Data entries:
++++++++++++++++++++
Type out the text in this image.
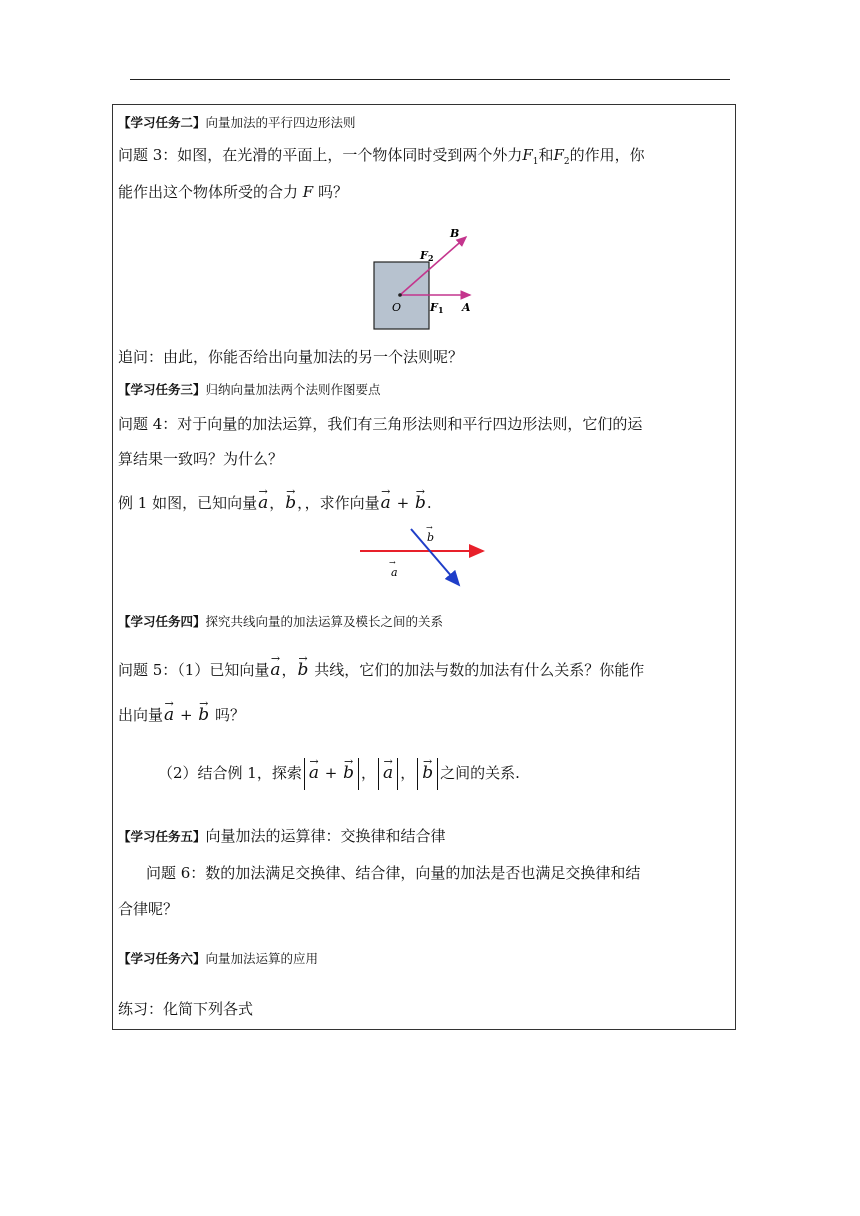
【学习任务二】向量加法的平行四边形法则
问题 3：如图，在光滑的平面上，一个物体同时受到两个外力$F_1$和$F_2$的作用，你
能作出这个物体所受的合力 F 吗？
B
F 2
O	F 1 A
追问：由此，你能否给出向量加法的另一个法则呢？
【学习任务三】归纳向量加法两个法则作图要点
问题 4：对于向量的加法运算，我们有三角形法则和平行四边形法则，它们的运
算结果一致吗？为什么？
例 1 如图，已知向量→ a，→ b，，求作向量→ a + → b.
a
→
b
→
【学习任务四】探究共线向量的加法运算及模长之间的关系
问题 5：（1）已知向量→ a，→ b 共线，它们的加法与数的加法有什么关系？你能作
出向量→ a + → b 吗？
（2）结合例 1，探索 → a + → b ， → a ， → b 之间的关系.
【学习任务五】向量加法的运算律：交换律和结合律
问题 6：数的加法满足交换律、结合律，向量的加法是否也满足交换律和结
合律呢？
【学习任务六】向量加法运算的应用
练习：化简下列各式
++++++++++++++++++++
Instructions to follow:
Using the data above, write out every line exactly, leaving the images behind.

Full response:
Type out the text in this image.
【学习任务二】向量加法的平行四边形法则
问题 3：如图，在光滑的平面上，一个物体同时受到两个外力$F_1$和$F_2$的作用，你
能作出这个物体所受的合力 F 吗？
B
F 2
O	F 1 A
追问：由此，你能否给出向量加法的另一个法则呢？
【学习任务三】归纳向量加法两个法则作图要点
问题 4：对于向量的加法运算，我们有三角形法则和平行四边形法则，它们的运
算结果一致吗？为什么？
例 1 如图，已知向量→ a，→ b，，求作向量→ a + → b.
a
→
b
→
【学习任务四】探究共线向量的加法运算及模长之间的关系
问题 5：（1）已知向量→ a，→ b 共线，它们的加法与数的加法有什么关系？你能作
出向量→ a + → b 吗？
（2）结合例 1，探索 → a + → b ， → a ， → b 之间的关系.
【学习任务五】向量加法的运算律：交换律和结合律
问题 6：数的加法满足交换律、结合律，向量的加法是否也满足交换律和结
合律呢？
【学习任务六】向量加法运算的应用
练习：化简下列各式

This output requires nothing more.